======== Data shown

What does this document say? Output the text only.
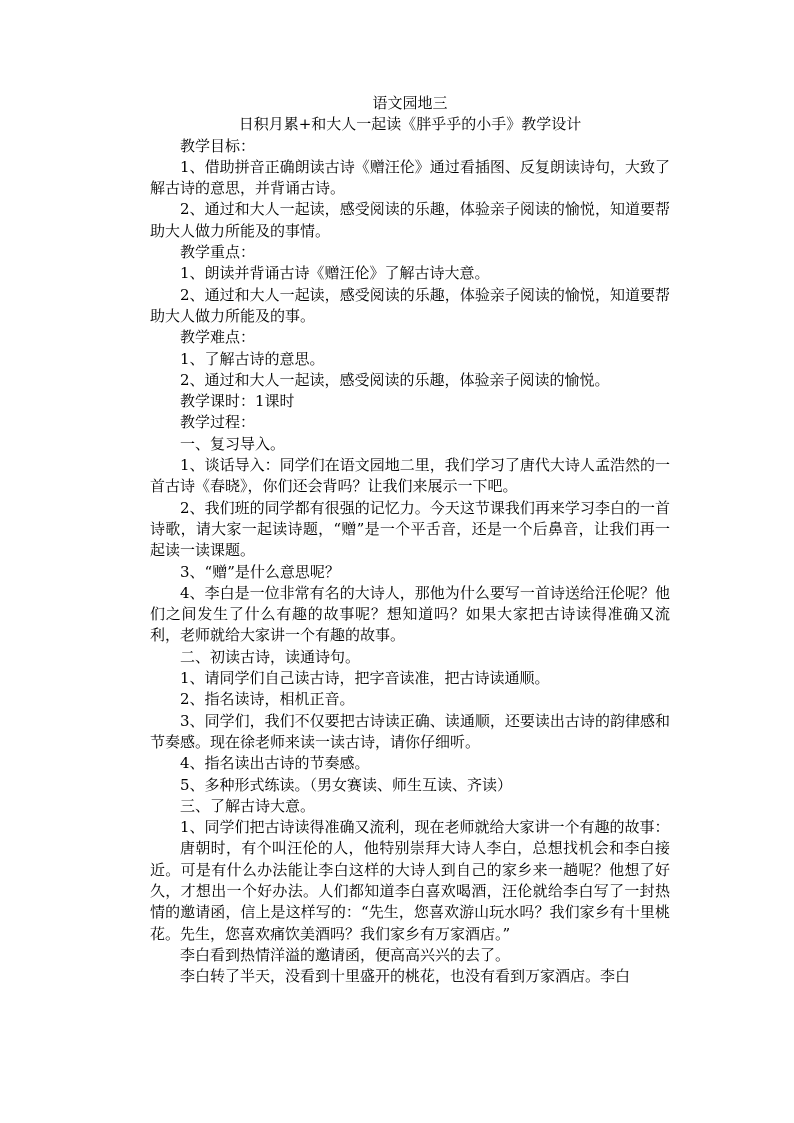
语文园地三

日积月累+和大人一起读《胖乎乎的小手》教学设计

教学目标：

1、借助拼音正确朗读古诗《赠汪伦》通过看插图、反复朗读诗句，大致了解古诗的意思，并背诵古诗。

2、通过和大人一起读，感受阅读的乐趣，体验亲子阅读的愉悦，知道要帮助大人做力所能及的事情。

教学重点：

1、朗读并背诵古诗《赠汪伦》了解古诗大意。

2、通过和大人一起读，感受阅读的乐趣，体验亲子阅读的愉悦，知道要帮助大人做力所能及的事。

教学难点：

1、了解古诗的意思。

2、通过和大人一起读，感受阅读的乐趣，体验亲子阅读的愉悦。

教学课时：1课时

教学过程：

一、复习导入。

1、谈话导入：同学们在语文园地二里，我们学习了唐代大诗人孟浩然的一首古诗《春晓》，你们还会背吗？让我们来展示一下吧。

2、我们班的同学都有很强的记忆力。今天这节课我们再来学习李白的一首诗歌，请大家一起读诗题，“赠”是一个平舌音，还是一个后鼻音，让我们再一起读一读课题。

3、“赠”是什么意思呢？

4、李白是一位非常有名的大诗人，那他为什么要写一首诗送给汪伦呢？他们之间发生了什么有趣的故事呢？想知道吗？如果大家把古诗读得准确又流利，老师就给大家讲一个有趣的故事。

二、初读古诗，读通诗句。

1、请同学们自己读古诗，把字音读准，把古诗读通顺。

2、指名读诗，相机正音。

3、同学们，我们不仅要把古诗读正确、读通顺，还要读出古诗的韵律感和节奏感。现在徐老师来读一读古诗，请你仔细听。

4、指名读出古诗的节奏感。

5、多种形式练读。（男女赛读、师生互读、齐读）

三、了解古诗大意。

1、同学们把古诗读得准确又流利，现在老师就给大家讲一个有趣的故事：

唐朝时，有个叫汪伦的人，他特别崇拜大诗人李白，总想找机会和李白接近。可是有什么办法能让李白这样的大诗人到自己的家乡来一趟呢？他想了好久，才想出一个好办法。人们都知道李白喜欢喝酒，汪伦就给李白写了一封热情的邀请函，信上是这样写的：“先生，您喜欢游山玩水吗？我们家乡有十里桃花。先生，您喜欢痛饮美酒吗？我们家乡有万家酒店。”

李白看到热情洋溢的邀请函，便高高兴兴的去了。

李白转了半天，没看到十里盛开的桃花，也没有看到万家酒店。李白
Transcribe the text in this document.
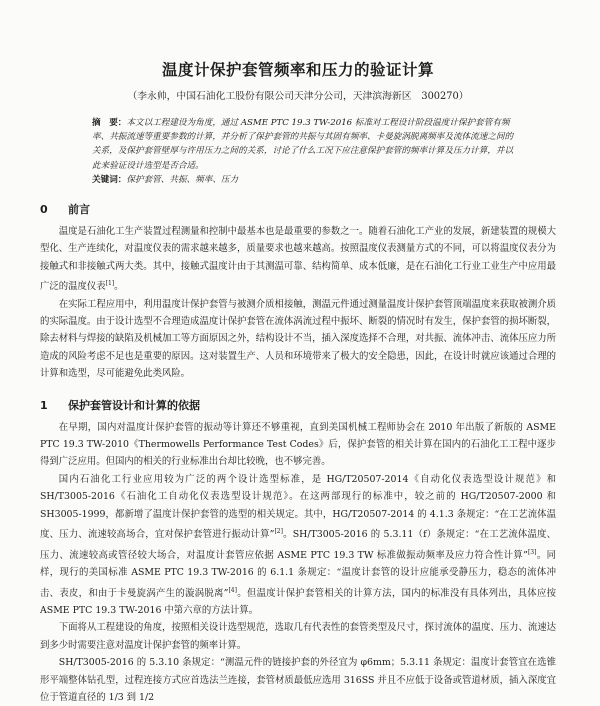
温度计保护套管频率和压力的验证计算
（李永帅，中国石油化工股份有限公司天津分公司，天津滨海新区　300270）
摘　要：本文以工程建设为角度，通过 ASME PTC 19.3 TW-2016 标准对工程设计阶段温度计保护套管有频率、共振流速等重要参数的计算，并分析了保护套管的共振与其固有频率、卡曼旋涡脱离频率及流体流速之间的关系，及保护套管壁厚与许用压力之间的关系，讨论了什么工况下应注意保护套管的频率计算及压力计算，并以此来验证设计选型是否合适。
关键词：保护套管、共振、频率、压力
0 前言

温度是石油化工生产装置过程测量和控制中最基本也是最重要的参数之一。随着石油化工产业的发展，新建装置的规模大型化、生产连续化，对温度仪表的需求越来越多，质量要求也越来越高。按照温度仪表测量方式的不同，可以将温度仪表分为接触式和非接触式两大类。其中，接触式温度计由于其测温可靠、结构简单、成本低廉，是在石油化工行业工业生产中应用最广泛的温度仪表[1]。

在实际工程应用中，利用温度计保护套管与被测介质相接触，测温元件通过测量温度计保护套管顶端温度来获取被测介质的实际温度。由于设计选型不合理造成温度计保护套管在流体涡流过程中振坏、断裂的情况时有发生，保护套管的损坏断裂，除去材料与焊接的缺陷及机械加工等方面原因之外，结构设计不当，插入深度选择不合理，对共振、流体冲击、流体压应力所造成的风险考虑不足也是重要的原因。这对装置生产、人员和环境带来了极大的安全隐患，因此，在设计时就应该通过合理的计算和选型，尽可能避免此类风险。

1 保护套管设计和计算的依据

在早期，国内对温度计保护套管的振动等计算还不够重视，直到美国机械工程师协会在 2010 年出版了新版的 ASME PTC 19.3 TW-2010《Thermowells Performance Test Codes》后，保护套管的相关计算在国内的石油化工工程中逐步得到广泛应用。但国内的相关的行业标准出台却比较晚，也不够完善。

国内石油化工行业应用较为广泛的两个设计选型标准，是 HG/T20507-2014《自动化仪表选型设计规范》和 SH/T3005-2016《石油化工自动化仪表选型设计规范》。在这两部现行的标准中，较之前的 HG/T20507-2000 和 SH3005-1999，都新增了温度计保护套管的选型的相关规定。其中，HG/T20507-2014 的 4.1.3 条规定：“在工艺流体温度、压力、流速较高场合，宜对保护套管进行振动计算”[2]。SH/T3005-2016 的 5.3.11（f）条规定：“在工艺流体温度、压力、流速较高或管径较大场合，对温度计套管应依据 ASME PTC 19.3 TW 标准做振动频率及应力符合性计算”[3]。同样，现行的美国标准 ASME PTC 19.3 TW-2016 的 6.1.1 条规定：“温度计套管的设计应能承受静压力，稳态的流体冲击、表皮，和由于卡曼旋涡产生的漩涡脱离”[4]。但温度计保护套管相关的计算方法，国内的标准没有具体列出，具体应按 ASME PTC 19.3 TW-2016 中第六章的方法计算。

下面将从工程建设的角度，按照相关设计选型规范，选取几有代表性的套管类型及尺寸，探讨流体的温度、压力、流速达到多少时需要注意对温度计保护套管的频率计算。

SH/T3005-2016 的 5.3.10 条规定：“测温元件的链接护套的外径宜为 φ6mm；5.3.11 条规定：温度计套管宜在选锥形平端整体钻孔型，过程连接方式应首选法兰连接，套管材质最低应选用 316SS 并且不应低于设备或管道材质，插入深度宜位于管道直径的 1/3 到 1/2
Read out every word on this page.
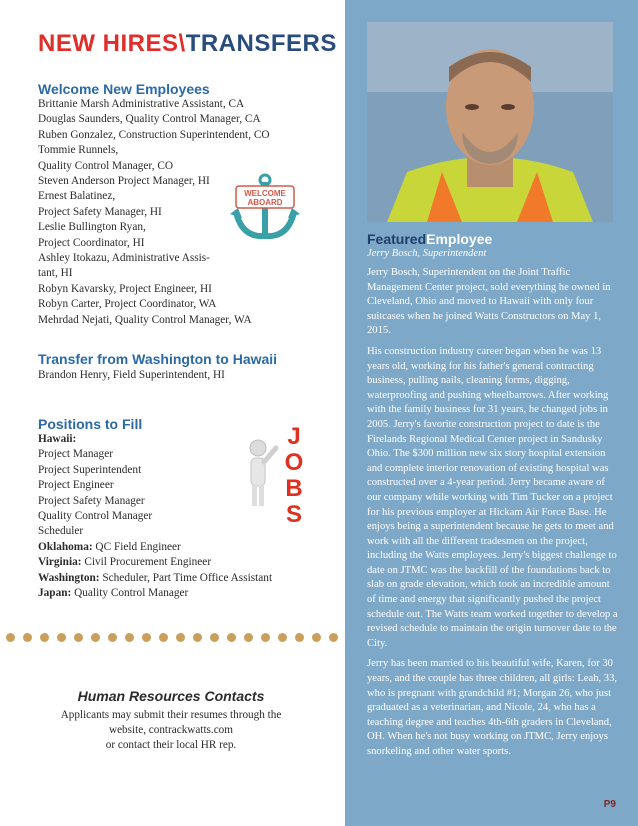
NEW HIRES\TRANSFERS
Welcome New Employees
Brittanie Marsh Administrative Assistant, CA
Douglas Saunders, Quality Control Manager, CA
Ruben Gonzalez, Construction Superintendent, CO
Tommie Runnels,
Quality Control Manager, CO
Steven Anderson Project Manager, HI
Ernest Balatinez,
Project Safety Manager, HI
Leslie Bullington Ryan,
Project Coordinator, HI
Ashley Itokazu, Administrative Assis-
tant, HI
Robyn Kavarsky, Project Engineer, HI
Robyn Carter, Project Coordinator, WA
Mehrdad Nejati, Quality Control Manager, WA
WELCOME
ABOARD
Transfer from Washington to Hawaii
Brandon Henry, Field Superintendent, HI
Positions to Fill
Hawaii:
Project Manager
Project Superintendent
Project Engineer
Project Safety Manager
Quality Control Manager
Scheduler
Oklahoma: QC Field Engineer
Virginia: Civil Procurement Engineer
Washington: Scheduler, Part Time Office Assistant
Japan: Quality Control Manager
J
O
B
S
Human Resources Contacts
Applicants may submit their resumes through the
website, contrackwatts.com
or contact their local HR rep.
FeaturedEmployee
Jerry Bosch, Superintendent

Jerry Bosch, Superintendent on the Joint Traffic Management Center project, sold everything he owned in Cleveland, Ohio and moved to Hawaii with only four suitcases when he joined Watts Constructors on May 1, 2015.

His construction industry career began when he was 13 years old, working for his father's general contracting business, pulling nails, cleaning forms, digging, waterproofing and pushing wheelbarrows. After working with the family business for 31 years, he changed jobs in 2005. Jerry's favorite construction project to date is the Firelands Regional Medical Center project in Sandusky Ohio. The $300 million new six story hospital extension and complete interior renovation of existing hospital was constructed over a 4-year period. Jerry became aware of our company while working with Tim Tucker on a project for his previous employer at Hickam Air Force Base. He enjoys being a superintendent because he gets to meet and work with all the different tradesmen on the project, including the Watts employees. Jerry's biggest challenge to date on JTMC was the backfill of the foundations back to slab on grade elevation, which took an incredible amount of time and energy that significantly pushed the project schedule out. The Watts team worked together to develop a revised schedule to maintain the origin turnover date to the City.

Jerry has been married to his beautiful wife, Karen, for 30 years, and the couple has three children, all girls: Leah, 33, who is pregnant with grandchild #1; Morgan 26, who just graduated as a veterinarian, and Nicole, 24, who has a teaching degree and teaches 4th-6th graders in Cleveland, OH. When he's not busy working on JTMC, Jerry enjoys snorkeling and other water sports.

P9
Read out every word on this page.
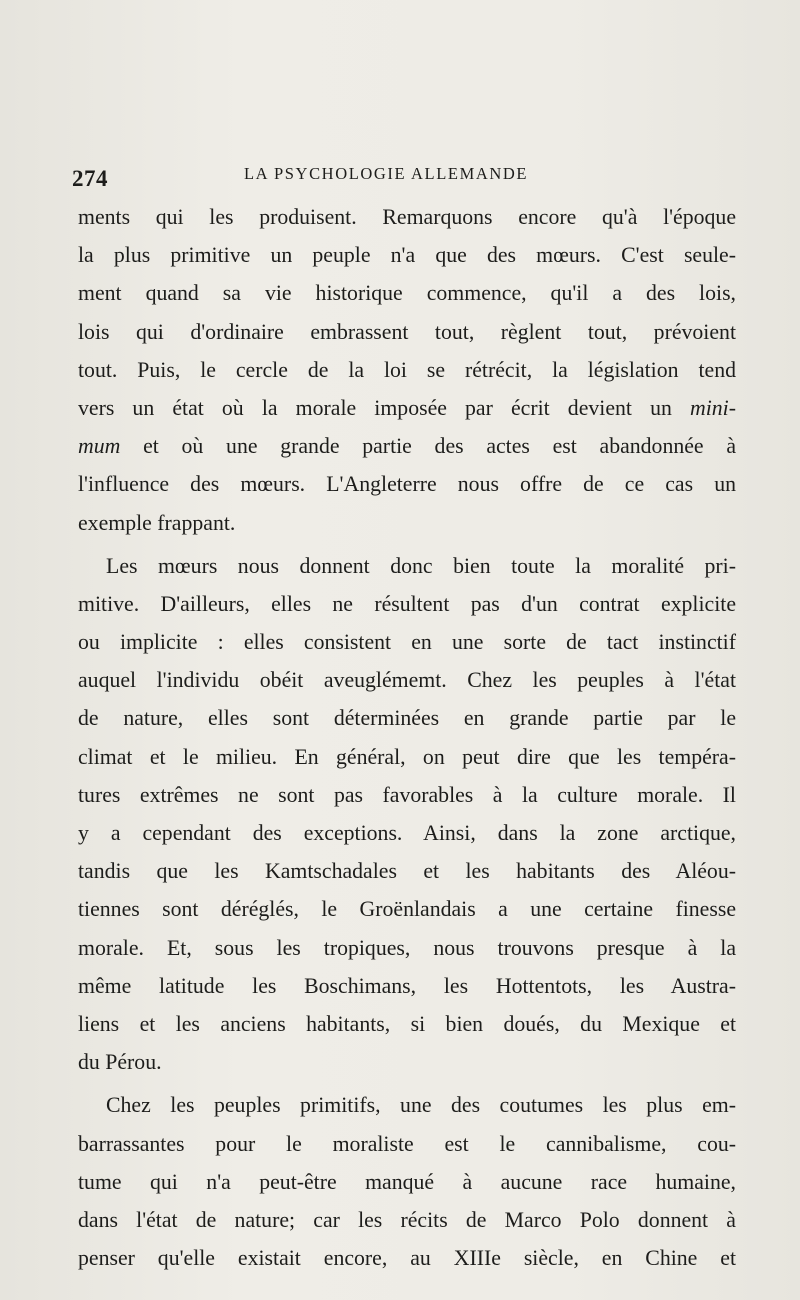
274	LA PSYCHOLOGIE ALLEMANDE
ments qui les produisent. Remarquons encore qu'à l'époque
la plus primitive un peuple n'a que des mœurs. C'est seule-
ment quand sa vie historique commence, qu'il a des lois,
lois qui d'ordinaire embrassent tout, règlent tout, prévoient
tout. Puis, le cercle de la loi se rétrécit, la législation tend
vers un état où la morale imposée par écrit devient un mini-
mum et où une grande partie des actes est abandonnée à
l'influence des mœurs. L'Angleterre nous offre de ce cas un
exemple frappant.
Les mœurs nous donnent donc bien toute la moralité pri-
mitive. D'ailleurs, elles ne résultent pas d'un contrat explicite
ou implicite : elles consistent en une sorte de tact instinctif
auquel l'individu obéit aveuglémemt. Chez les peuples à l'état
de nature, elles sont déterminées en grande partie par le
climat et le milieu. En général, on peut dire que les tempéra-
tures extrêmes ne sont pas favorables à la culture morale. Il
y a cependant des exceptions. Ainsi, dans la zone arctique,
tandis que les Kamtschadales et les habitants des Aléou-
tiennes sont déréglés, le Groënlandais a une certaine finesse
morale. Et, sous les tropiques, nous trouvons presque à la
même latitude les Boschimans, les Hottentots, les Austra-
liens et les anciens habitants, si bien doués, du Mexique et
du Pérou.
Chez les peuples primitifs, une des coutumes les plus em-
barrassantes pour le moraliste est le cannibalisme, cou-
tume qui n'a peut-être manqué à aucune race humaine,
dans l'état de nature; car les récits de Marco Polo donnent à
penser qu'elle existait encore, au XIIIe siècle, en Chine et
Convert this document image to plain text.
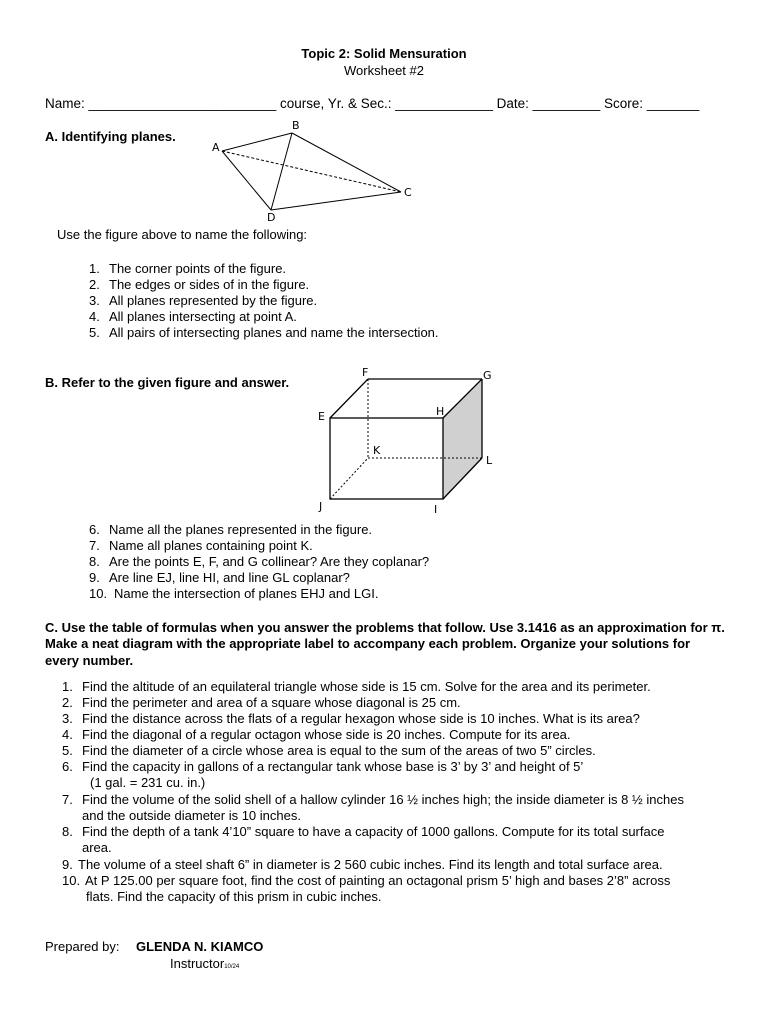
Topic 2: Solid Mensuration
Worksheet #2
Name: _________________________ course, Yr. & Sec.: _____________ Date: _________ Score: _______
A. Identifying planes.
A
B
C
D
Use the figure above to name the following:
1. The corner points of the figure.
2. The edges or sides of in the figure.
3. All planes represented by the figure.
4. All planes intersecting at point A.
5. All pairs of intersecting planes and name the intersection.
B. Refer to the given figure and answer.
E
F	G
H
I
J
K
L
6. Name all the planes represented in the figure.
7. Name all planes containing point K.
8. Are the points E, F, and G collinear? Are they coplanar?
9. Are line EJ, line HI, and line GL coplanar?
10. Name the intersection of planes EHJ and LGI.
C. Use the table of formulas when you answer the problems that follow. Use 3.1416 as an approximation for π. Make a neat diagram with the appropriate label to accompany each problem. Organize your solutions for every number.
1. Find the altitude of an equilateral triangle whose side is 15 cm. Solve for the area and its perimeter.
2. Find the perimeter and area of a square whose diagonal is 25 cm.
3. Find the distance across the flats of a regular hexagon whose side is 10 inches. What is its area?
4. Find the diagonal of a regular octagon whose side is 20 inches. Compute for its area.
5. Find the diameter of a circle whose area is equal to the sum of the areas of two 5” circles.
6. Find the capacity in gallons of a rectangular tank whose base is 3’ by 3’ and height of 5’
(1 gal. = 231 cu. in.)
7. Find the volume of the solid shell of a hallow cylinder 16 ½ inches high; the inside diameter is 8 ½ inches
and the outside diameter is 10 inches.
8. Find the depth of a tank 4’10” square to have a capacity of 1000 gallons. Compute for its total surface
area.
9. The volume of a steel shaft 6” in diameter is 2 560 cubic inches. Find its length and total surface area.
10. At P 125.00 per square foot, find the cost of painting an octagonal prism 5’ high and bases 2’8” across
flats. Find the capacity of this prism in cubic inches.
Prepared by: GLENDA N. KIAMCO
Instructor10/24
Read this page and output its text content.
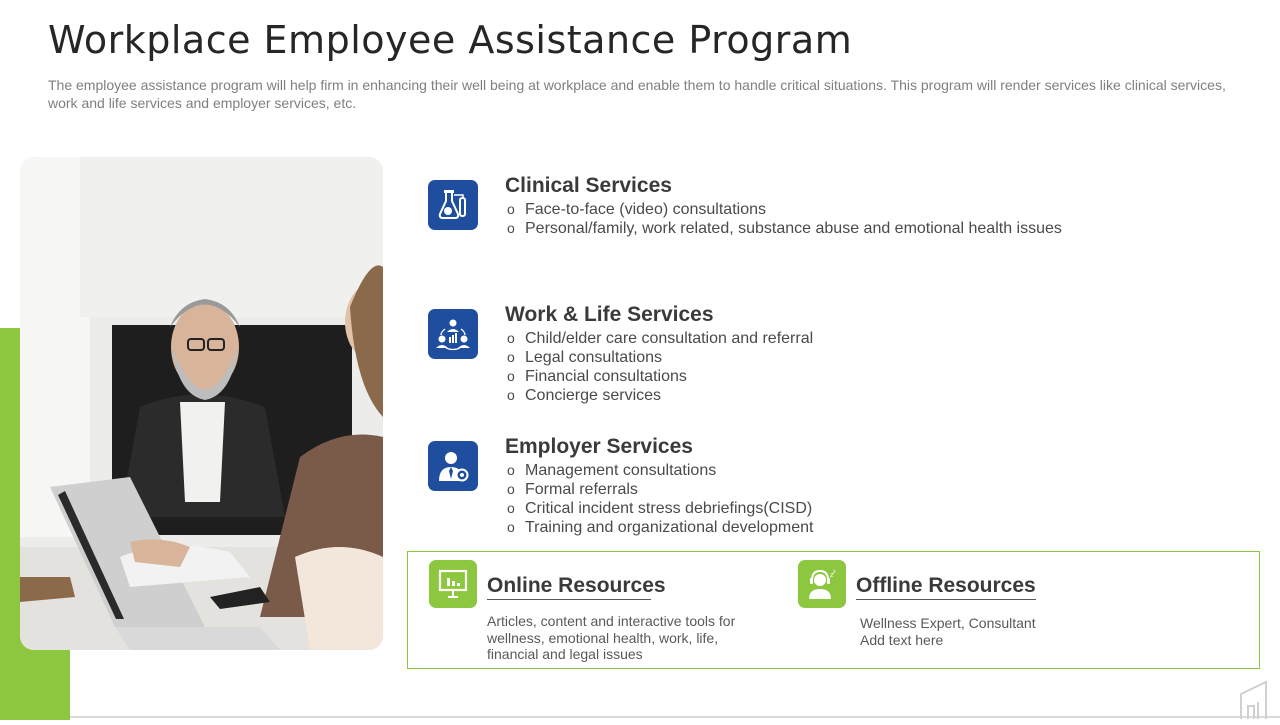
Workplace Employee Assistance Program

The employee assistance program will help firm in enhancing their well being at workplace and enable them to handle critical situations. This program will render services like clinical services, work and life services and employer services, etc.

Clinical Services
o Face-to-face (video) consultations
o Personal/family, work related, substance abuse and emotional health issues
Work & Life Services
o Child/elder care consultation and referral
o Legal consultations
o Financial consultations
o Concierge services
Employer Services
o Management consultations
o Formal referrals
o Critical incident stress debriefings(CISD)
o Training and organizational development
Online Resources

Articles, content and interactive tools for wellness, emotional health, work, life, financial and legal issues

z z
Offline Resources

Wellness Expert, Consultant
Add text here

================

**What you are asked to do**
Show the lines of the records that contain the word "état".

**Response to this task**
vers un état où la morale imposée par écrit devient un mini-
auquel l'individu obéit aveuglémemt. Chez les peuples à l'état
dans l'état de nature; car les récits de Marco Polo donnent à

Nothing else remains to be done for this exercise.